▸ DATA FOR THIS EXERCISE
>> BEGIN

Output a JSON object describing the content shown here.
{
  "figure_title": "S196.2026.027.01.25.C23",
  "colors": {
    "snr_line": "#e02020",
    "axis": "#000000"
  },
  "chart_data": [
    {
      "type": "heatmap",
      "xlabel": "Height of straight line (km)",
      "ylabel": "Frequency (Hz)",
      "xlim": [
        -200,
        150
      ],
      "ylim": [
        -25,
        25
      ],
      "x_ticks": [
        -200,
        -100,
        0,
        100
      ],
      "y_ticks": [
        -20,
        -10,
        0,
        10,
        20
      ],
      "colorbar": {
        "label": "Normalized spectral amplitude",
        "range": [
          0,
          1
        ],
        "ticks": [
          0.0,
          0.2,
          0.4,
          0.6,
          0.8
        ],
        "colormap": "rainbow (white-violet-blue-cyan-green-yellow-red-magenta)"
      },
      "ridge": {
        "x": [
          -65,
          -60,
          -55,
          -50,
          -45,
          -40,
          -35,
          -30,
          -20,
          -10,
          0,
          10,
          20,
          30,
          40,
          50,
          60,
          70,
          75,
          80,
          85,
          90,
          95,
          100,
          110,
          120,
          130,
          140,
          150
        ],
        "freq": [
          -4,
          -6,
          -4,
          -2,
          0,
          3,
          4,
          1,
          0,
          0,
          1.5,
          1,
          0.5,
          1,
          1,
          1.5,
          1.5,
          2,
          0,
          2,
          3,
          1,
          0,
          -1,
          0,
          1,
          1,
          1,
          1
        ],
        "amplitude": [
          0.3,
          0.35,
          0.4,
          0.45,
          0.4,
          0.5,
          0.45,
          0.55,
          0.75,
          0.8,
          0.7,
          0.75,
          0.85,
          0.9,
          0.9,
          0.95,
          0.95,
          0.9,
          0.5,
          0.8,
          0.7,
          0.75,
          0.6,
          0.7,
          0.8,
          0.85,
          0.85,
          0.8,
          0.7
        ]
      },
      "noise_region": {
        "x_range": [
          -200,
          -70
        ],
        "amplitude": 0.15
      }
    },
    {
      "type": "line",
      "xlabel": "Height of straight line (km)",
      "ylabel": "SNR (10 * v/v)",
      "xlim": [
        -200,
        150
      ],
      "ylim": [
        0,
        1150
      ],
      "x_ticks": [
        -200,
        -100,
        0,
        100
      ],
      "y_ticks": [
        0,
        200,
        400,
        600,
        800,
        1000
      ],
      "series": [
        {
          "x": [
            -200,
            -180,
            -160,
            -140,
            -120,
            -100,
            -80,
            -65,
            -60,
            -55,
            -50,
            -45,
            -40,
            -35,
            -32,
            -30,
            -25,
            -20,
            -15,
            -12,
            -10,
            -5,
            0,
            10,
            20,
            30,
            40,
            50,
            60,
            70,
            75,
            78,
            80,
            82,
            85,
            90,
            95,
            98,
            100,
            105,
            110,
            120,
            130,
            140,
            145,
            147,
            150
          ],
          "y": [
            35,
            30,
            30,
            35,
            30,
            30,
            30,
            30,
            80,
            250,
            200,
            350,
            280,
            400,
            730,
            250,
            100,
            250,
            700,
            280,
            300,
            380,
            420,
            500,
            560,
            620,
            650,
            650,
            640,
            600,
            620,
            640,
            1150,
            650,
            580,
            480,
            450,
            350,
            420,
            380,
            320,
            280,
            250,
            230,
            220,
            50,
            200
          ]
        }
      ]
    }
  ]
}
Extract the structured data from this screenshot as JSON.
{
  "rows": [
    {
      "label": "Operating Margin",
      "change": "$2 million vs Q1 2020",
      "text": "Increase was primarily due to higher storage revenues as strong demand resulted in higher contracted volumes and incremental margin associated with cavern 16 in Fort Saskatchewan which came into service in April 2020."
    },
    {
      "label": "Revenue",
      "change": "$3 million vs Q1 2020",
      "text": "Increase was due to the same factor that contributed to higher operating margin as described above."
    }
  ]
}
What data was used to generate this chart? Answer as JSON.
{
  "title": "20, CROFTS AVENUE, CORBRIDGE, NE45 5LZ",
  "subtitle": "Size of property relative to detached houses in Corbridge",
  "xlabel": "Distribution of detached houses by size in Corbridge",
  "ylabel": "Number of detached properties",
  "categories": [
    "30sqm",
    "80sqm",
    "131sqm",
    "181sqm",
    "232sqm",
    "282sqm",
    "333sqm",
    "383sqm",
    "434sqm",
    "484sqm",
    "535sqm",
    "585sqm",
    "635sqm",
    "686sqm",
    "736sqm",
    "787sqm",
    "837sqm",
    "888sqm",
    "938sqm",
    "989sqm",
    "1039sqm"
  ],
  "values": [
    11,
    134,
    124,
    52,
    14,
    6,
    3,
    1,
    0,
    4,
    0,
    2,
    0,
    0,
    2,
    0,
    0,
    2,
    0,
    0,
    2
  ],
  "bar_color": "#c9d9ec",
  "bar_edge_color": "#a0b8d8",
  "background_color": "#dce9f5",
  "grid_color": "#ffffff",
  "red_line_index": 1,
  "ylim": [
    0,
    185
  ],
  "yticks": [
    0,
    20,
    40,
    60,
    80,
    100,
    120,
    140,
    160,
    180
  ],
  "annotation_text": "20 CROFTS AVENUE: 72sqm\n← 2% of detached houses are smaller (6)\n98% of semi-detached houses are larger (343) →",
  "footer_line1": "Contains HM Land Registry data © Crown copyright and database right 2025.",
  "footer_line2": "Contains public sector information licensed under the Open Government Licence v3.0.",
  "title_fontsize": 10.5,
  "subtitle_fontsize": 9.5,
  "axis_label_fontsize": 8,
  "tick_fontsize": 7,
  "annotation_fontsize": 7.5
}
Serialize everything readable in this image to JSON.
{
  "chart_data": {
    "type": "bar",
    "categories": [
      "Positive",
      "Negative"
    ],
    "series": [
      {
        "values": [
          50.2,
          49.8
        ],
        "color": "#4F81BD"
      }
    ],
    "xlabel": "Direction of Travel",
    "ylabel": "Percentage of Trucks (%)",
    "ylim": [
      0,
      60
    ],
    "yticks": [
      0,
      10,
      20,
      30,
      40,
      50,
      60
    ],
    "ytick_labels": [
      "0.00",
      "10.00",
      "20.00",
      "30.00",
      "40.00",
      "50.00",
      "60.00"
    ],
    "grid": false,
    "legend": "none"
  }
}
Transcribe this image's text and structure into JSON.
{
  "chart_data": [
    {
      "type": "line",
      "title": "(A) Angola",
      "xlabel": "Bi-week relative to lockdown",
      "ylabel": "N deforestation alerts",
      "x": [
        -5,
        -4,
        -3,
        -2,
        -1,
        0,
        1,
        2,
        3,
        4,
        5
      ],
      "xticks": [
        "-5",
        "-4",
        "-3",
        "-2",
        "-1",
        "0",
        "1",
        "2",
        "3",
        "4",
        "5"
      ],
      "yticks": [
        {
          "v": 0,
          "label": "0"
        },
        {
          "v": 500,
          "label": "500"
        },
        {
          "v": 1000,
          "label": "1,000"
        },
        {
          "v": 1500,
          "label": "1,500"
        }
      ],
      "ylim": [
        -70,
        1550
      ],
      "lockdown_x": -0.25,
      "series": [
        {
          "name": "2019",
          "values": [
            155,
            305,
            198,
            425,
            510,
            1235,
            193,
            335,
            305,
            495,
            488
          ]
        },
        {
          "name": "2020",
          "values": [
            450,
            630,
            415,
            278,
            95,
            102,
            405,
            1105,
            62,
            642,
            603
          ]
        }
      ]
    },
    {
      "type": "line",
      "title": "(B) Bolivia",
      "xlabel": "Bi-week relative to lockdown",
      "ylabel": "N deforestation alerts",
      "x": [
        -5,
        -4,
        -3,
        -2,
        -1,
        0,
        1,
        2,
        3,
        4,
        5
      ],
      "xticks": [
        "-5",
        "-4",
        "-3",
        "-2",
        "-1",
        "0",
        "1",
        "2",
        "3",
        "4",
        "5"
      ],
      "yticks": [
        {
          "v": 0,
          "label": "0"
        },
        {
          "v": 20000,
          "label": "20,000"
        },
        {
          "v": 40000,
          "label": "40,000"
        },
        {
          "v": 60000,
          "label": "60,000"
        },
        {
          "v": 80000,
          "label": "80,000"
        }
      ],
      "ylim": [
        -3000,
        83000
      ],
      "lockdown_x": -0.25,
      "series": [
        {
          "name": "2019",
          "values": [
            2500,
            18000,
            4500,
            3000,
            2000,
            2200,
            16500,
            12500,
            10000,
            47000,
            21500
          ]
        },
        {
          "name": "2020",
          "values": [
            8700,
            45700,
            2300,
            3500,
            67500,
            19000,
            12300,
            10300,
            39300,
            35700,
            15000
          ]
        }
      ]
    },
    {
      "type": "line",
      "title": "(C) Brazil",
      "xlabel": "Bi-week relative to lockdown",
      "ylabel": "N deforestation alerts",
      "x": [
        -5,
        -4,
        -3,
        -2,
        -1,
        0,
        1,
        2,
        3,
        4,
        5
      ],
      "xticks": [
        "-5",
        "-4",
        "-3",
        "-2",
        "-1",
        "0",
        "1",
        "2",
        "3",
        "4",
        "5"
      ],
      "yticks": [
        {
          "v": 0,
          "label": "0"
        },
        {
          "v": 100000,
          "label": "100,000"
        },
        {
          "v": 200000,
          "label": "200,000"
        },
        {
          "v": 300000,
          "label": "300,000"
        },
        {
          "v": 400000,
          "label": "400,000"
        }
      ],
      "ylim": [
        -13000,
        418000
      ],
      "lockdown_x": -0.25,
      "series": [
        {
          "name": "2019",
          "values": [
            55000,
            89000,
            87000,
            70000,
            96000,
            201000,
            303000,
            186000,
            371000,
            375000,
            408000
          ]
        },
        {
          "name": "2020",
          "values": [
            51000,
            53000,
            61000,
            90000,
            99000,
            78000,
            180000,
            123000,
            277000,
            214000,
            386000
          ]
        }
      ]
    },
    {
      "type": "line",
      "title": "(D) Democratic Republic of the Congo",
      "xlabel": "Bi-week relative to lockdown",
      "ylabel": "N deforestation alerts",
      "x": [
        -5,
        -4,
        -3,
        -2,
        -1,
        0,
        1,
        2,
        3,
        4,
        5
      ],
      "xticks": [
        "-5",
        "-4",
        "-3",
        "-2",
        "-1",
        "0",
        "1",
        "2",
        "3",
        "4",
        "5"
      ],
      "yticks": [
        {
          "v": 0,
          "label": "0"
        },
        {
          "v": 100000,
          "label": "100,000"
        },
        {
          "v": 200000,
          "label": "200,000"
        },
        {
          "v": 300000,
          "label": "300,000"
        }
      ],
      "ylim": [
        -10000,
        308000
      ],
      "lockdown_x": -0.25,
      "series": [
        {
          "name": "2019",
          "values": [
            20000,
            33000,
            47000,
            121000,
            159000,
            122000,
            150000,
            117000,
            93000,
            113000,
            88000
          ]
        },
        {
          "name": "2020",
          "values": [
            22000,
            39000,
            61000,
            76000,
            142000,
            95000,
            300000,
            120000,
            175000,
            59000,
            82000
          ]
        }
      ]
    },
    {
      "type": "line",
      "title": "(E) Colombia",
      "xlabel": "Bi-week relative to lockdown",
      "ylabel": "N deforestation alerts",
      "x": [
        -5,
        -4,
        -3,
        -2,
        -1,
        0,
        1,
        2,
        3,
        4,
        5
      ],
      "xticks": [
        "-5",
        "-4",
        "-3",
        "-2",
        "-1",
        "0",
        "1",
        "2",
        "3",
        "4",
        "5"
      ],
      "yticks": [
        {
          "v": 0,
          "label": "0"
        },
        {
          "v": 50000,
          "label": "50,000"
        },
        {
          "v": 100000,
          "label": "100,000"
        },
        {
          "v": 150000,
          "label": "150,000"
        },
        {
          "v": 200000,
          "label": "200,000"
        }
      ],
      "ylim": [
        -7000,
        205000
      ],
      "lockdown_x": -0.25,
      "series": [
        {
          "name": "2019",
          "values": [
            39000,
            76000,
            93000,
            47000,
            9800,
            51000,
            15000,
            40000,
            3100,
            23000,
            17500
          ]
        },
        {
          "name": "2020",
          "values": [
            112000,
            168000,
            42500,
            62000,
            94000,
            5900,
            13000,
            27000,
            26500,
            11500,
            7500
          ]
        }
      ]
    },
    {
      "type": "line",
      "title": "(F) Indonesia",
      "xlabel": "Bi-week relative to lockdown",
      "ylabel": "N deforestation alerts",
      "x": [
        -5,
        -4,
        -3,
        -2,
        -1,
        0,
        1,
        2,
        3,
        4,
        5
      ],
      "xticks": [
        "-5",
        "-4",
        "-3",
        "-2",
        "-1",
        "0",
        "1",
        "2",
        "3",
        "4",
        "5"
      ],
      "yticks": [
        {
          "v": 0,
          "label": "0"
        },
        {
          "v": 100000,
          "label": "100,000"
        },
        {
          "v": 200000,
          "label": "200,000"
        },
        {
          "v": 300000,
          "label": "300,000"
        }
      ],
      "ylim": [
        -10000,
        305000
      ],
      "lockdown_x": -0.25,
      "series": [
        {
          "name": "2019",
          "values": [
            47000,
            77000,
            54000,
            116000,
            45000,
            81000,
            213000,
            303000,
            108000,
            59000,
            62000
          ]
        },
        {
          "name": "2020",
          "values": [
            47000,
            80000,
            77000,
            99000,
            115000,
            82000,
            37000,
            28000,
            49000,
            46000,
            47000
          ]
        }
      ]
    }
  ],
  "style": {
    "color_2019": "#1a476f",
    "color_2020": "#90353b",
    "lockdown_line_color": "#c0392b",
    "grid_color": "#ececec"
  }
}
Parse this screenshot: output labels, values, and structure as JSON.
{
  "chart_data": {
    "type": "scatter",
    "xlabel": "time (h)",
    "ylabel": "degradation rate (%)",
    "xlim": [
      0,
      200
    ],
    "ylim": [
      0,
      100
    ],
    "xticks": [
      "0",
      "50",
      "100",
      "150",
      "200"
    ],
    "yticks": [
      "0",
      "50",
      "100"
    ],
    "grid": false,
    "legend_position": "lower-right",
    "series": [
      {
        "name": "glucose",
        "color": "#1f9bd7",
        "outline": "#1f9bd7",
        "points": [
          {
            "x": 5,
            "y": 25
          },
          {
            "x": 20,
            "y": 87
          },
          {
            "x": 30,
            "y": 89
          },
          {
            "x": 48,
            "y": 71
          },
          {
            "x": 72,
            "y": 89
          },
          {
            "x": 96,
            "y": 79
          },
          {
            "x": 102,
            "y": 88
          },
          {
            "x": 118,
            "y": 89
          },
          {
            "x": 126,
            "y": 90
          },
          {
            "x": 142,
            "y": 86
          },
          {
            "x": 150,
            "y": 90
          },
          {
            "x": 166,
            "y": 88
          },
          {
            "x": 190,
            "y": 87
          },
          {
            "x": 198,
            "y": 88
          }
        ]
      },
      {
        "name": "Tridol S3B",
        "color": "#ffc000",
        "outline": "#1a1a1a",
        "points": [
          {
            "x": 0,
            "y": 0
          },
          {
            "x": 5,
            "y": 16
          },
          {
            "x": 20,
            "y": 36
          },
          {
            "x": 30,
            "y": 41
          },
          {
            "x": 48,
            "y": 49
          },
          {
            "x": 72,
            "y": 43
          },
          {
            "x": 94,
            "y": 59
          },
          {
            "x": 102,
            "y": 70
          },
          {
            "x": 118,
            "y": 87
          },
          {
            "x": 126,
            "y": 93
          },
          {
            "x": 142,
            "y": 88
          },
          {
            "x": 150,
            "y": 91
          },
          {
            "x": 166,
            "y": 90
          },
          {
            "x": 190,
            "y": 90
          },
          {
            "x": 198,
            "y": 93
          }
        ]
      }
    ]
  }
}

>> END

▸ EXERCISE AIM
From the entries above, return each line with the word "amplitude" in it.

▸ RESULT
        "label": "Normalized spectral amplitude",
        "amplitude": [
        "amplitude": 0.15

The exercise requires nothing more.